PROMPT - Write out all of the lines below, exactly and completely.

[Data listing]
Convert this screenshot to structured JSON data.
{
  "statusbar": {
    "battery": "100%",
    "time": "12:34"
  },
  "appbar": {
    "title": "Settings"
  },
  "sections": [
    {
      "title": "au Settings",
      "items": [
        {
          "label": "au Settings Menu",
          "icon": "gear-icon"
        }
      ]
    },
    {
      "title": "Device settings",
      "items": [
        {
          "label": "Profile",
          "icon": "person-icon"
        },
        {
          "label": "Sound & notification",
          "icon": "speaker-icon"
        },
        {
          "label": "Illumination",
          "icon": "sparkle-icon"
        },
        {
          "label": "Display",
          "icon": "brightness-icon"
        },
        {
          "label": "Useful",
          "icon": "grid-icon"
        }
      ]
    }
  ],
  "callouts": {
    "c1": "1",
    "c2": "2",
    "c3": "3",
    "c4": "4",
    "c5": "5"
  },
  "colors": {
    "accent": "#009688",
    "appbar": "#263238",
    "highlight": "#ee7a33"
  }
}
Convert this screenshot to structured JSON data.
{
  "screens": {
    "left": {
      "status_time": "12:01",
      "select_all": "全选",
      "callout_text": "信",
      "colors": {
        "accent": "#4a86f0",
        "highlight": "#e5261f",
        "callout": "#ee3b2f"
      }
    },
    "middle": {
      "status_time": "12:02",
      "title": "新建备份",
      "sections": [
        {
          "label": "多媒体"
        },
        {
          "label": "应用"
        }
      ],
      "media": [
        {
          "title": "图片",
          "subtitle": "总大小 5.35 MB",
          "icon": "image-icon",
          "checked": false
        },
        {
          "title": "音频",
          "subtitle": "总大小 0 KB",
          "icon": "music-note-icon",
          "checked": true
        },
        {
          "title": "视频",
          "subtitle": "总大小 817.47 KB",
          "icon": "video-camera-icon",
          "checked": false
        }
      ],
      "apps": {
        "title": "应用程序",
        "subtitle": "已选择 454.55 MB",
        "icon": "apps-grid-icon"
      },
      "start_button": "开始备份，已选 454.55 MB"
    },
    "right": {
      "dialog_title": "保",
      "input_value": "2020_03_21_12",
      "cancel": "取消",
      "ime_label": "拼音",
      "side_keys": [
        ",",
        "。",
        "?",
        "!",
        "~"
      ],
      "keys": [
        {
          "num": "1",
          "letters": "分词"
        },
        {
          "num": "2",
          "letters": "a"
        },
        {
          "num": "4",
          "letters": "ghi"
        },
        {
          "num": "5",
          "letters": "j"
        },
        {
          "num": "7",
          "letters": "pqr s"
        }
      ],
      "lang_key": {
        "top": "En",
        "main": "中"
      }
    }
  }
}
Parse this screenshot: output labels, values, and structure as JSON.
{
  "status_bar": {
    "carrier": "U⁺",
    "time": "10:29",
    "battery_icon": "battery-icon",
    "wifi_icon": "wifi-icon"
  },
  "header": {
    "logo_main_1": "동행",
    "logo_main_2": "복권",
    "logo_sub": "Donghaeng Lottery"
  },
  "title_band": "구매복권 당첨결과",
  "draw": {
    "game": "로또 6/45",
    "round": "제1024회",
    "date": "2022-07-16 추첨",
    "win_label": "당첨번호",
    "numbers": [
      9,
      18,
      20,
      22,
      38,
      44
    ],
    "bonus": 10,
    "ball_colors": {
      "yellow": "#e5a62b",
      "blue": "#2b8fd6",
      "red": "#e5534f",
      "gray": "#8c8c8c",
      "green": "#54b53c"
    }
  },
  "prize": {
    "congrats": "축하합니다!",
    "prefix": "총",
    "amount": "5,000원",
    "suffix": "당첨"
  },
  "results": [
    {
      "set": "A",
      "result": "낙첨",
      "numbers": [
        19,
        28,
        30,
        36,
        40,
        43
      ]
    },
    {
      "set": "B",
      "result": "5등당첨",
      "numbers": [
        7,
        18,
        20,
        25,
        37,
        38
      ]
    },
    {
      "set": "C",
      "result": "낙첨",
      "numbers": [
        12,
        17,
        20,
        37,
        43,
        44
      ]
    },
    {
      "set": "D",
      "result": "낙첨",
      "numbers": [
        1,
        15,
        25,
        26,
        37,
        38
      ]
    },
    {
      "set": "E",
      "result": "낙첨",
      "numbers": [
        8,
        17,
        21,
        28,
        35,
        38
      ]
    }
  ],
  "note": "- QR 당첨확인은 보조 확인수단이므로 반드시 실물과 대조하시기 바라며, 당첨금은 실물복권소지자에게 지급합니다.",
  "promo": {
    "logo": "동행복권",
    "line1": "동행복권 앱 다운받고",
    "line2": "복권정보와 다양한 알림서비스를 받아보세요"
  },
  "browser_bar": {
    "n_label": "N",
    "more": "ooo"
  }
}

TASK OUTPUT -
Convert this screenshot to structured JSON data.
{
  "statusbar": {
    "battery": "100%",
    "time": "12:34"
  },
  "appbar": {
    "title": "Settings"
  },
  "sections": [
    {
      "title": "au Settings",
      "items": [
        {
          "label": "au Settings Menu",
          "icon": "gear-icon"
        }
      ]
    },
    {
      "title": "Device settings",
      "items": [
        {
          "label": "Profile",
          "icon": "person-icon"
        },
        {
          "label": "Sound & notification",
          "icon": "speaker-icon"
        },
        {
          "label": "Illumination",
          "icon": "sparkle-icon"
        },
        {
          "label": "Display",
          "icon": "brightness-icon"
        },
        {
          "label": "Useful",
          "icon": "grid-icon"
        }
      ]
    }
  ],
  "callouts": {
    "c1": "1",
    "c2": "2",
    "c3": "3",
    "c4": "4",
    "c5": "5"
  },
  "colors": {
    "accent": "#009688",
    "appbar": "#263238",
    "highlight": "#ee7a33"
  }
}
Convert this screenshot to structured JSON data.
{
  "screens": {
    "left": {
      "status_time": "12:01",
      "select_all": "全选",
      "callout_text": "信",
      "colors": {
        "accent": "#4a86f0",
        "highlight": "#e5261f",
        "callout": "#ee3b2f"
      }
    },
    "middle": {
      "status_time": "12:02",
      "title": "新建备份",
      "sections": [
        {
          "label": "多媒体"
        },
        {
          "label": "应用"
        }
      ],
      "media": [
        {
          "title": "图片",
          "subtitle": "总大小 5.35 MB",
          "icon": "image-icon",
          "checked": false
        },
        {
          "title": "音频",
          "subtitle": "总大小 0 KB",
          "icon": "music-note-icon",
          "checked": true
        },
        {
          "title": "视频",
          "subtitle": "总大小 817.47 KB",
          "icon": "video-camera-icon",
          "checked": false
        }
      ],
      "apps": {
        "title": "应用程序",
        "subtitle": "已选择 454.55 MB",
        "icon": "apps-grid-icon"
      },
      "start_button": "开始备份，已选 454.55 MB"
    },
    "right": {
      "dialog_title": "保",
      "input_value": "2020_03_21_12",
      "cancel": "取消",
      "ime_label": "拼音",
      "side_keys": [
        ",",
        "。",
        "?",
        "!",
        "~"
      ],
      "keys": [
        {
          "num": "1",
          "letters": "分词"
        },
        {
          "num": "2",
          "letters": "a"
        },
        {
          "num": "4",
          "letters": "ghi"
        },
        {
          "num": "5",
          "letters": "j"
        },
        {
          "num": "7",
          "letters": "pqr s"
        }
      ],
      "lang_key": {
        "top": "En",
        "main": "中"
      }
    }
  }
}
Parse this screenshot: output labels, values, and structure as JSON.
{
  "status_bar": {
    "carrier": "U⁺",
    "time": "10:29",
    "battery_icon": "battery-icon",
    "wifi_icon": "wifi-icon"
  },
  "header": {
    "logo_main_1": "동행",
    "logo_main_2": "복권",
    "logo_sub": "Donghaeng Lottery"
  },
  "title_band": "구매복권 당첨결과",
  "draw": {
    "game": "로또 6/45",
    "round": "제1024회",
    "date": "2022-07-16 추첨",
    "win_label": "당첨번호",
    "numbers": [
      9,
      18,
      20,
      22,
      38,
      44
    ],
    "bonus": 10,
    "ball_colors": {
      "yellow": "#e5a62b",
      "blue": "#2b8fd6",
      "red": "#e5534f",
      "gray": "#8c8c8c",
      "green": "#54b53c"
    }
  },
  "prize": {
    "congrats": "축하합니다!",
    "prefix": "총",
    "amount": "5,000원",
    "suffix": "당첨"
  },
  "results": [
    {
      "set": "A",
      "result": "낙첨",
      "numbers": [
        19,
        28,
        30,
        36,
        40,
        43
      ]
    },
    {
      "set": "B",
      "result": "5등당첨",
      "numbers": [
        7,
        18,
        20,
        25,
        37,
        38
      ]
    },
    {
      "set": "C",
      "result": "낙첨",
      "numbers": [
        12,
        17,
        20,
        37,
        43,
        44
      ]
    },
    {
      "set": "D",
      "result": "낙첨",
      "numbers": [
        1,
        15,
        25,
        26,
        37,
        38
      ]
    },
    {
      "set": "E",
      "result": "낙첨",
      "numbers": [
        8,
        17,
        21,
        28,
        35,
        38
      ]
    }
  ],
  "note": "- QR 당첨확인은 보조 확인수단이므로 반드시 실물과 대조하시기 바라며, 당첨금은 실물복권소지자에게 지급합니다.",
  "promo": {
    "logo": "동행복권",
    "line1": "동행복권 앱 다운받고",
    "line2": "복권정보와 다양한 알림서비스를 받아보세요"
  },
  "browser_bar": {
    "n_label": "N",
    "more": "ooo"
  }
}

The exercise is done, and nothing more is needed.